>> START EXERCISE INPUTS

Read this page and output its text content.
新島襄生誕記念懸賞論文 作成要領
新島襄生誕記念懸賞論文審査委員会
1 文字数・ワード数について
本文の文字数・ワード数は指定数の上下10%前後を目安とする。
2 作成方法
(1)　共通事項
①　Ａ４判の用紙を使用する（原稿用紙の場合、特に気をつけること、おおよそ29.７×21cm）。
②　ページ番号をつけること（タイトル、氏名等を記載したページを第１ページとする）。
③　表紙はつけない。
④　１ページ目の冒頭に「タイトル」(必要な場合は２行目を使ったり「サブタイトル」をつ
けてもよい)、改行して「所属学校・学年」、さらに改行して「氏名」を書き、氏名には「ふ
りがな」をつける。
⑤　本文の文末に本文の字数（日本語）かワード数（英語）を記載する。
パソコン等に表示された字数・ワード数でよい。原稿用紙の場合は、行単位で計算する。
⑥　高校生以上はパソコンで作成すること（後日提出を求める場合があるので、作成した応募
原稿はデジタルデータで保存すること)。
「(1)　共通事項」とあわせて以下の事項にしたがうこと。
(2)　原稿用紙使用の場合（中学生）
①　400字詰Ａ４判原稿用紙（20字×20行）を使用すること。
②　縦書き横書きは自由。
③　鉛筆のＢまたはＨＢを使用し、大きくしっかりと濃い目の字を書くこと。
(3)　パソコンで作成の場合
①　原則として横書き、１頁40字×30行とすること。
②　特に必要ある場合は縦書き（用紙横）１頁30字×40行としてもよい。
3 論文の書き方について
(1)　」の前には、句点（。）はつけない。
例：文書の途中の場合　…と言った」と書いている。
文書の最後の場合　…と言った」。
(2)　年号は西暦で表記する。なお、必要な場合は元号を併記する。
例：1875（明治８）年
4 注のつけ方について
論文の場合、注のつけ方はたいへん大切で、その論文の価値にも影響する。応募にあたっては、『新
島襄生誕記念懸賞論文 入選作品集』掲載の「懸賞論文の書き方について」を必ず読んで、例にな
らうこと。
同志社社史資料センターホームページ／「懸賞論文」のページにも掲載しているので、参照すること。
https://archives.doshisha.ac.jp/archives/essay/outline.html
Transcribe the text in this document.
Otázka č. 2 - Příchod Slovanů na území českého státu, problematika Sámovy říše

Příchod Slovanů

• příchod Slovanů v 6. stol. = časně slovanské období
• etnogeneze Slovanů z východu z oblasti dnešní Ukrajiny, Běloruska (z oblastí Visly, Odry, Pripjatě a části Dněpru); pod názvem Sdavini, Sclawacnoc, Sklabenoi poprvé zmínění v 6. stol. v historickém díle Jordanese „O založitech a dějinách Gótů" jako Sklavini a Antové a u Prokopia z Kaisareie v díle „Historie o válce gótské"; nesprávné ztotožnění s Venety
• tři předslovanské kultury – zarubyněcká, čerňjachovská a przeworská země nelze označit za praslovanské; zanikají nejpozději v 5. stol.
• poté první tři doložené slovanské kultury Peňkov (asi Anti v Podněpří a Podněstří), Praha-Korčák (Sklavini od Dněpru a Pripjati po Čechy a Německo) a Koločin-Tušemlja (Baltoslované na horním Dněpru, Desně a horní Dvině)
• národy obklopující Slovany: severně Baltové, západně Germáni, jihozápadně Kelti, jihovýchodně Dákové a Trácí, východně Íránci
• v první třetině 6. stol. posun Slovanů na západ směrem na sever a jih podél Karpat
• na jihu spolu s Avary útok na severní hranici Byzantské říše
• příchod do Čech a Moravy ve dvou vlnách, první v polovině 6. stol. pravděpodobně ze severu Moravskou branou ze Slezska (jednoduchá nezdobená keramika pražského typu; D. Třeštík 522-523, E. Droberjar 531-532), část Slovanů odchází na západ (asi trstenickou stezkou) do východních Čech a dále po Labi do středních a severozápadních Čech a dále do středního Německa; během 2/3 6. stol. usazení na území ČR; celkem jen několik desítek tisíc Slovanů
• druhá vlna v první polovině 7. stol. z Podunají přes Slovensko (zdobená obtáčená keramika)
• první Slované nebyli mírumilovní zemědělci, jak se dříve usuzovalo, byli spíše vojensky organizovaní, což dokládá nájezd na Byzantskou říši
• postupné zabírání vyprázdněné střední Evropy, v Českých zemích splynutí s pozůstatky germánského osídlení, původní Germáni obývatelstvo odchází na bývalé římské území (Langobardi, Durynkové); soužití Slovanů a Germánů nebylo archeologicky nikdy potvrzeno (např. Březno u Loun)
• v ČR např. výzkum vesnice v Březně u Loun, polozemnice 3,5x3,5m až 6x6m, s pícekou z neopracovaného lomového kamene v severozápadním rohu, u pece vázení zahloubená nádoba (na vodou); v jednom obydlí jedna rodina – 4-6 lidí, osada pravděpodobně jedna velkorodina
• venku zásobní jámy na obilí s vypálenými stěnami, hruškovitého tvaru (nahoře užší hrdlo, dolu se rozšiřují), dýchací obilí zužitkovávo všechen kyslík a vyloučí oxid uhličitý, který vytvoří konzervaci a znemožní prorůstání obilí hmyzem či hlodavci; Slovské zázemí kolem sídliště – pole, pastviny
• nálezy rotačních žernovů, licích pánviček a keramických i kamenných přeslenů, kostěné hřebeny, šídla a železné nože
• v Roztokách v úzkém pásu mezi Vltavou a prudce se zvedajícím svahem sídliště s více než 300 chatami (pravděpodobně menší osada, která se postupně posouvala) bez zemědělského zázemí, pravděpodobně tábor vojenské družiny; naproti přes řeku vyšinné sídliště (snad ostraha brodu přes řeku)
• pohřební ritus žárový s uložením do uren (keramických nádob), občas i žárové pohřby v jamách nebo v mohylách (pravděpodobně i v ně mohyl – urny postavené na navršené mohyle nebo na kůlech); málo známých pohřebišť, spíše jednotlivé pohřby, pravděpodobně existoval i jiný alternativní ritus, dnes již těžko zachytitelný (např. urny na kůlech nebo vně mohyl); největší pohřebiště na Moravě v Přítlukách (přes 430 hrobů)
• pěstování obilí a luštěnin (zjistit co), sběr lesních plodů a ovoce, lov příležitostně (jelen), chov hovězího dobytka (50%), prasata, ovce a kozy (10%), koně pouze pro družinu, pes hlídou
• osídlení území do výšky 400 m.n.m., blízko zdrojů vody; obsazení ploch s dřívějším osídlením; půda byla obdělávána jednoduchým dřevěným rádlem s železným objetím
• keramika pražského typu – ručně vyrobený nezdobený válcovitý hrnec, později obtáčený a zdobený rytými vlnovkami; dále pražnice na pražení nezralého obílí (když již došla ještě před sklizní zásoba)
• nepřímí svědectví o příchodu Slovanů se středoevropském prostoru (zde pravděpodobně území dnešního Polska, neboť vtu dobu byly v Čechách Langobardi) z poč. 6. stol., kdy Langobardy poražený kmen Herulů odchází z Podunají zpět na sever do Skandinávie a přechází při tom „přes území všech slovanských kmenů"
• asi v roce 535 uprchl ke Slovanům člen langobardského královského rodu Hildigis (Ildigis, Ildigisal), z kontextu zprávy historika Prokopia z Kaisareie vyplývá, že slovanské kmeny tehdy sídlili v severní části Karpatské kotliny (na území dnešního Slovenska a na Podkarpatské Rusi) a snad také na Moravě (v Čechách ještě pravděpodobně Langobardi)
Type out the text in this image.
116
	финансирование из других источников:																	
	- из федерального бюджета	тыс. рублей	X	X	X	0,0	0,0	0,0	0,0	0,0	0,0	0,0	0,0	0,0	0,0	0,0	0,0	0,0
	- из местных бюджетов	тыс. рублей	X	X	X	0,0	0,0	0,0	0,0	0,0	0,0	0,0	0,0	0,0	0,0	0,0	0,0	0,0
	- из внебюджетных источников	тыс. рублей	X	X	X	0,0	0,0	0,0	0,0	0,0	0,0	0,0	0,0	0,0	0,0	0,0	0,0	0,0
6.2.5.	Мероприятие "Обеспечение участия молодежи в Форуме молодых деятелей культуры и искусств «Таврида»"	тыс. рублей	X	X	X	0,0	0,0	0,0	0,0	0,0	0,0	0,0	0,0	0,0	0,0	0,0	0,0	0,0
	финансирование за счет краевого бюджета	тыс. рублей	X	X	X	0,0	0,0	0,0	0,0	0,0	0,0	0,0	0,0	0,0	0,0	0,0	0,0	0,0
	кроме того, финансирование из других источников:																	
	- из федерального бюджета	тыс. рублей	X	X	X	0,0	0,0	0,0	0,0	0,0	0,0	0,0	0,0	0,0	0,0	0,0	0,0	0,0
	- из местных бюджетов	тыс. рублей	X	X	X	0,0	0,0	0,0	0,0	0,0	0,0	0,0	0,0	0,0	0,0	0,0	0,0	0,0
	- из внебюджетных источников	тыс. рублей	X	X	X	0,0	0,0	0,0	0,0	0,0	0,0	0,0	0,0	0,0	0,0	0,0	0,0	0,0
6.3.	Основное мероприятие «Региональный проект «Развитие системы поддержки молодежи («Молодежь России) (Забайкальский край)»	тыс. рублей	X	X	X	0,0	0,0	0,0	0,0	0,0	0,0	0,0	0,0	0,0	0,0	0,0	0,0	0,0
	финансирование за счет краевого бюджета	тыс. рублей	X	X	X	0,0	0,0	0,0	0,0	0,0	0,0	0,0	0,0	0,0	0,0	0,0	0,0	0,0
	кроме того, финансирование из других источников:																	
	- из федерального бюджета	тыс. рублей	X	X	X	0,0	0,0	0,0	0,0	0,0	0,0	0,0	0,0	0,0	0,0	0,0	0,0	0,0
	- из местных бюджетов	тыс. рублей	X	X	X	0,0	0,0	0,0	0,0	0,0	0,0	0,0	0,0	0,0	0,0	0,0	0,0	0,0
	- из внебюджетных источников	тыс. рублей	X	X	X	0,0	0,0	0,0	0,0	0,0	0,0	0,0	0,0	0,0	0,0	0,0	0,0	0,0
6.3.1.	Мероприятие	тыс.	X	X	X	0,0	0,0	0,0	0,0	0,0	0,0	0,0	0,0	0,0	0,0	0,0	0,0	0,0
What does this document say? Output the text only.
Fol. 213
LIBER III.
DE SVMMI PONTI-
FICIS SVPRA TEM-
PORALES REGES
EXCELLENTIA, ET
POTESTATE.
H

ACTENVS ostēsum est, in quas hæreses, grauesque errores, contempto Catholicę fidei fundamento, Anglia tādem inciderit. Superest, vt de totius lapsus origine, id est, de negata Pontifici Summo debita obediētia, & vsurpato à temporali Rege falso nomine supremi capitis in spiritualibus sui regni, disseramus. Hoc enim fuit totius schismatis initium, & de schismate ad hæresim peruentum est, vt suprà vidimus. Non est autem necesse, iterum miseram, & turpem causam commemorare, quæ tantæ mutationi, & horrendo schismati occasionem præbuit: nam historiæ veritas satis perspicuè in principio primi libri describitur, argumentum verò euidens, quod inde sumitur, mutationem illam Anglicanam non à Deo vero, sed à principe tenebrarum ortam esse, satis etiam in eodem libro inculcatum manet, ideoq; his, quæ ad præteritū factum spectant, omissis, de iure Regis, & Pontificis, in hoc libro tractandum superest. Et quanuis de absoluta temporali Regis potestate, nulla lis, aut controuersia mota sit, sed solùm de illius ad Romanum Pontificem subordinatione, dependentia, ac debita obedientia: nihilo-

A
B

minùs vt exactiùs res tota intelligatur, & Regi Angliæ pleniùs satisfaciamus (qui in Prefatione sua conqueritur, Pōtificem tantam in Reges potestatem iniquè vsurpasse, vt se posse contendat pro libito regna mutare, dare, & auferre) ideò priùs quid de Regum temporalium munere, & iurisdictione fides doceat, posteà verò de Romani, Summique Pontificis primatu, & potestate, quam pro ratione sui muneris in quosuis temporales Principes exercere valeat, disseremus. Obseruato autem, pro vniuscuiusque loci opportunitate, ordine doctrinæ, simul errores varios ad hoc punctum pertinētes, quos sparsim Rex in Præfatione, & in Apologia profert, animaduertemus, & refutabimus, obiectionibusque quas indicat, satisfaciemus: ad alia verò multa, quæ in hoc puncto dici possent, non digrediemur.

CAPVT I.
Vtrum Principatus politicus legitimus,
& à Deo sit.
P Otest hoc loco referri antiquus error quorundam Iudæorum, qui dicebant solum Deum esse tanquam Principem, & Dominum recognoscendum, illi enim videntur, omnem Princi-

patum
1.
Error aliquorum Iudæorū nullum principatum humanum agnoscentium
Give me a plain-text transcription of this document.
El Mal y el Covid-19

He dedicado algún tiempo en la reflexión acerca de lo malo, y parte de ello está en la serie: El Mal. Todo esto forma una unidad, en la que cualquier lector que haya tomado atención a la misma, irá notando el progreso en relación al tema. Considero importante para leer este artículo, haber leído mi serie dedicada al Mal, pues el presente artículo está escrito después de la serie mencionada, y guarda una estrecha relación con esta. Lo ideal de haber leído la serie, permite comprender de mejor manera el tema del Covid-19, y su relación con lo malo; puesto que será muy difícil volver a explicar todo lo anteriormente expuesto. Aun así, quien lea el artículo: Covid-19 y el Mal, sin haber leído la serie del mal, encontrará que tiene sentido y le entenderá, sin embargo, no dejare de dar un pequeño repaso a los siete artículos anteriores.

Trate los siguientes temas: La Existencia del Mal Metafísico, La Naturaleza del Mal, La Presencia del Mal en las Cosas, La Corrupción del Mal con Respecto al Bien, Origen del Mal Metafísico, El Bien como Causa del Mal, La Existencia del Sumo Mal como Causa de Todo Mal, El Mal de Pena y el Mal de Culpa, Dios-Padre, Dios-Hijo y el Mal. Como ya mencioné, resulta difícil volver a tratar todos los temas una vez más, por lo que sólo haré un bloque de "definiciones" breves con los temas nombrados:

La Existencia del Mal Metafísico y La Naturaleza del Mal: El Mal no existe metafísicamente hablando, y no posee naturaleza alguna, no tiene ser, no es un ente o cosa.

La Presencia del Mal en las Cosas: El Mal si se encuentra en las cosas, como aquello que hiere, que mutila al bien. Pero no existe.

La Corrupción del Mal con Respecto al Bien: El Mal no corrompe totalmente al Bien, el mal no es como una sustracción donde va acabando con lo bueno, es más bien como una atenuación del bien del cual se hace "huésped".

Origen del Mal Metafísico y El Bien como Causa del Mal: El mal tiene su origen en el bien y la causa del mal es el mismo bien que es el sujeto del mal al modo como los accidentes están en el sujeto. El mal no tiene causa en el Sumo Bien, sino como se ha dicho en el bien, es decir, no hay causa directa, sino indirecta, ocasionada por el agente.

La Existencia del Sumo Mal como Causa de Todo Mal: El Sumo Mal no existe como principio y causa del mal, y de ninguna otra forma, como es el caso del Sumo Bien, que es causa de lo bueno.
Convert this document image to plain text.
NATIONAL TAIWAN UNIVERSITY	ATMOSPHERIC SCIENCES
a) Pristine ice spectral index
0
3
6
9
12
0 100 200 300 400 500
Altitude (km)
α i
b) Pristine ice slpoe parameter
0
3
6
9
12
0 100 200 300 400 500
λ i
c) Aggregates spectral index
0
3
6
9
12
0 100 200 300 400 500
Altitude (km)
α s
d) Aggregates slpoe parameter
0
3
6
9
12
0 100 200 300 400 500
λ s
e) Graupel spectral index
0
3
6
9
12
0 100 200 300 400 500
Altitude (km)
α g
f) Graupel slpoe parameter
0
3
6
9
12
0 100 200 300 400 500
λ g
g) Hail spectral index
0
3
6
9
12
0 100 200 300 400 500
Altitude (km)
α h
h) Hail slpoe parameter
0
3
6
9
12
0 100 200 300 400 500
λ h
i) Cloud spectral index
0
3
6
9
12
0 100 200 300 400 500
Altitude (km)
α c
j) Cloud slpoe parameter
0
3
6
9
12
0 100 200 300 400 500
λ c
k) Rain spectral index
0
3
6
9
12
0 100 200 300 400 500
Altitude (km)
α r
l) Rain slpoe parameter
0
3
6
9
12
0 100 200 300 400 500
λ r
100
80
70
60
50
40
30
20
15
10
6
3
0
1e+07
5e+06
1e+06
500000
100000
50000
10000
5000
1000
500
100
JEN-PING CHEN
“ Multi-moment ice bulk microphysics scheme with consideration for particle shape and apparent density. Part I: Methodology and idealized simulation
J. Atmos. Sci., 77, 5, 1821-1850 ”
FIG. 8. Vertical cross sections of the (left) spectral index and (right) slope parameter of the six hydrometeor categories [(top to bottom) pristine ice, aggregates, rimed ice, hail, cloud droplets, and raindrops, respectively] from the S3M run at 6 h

>> END EXERCISE INPUTS

#### EXERCISE INSTRUCTIONS
Return every line of the preceding records in which the word "osídlení" appears.

#### RESPONSE TO THIS EXERCISE
• postupné zabírání vyprázdněné střední Evropy, v Českých zemích splynutí s pozůstatky germánského osídlení, původní Germáni obývatelstvo odchází na bývalé římské území (Langobardi, Durynkové); soužití Slovanů a Germánů nebylo archeologicky nikdy potvrzeno (např. Březno u Loun)
• osídlení území do výšky 400 m.n.m., blízko zdrojů vody; obsazení ploch s dřívějším osídlením; půda byla obdělávána jednoduchým dřevěným rádlem s železným objetím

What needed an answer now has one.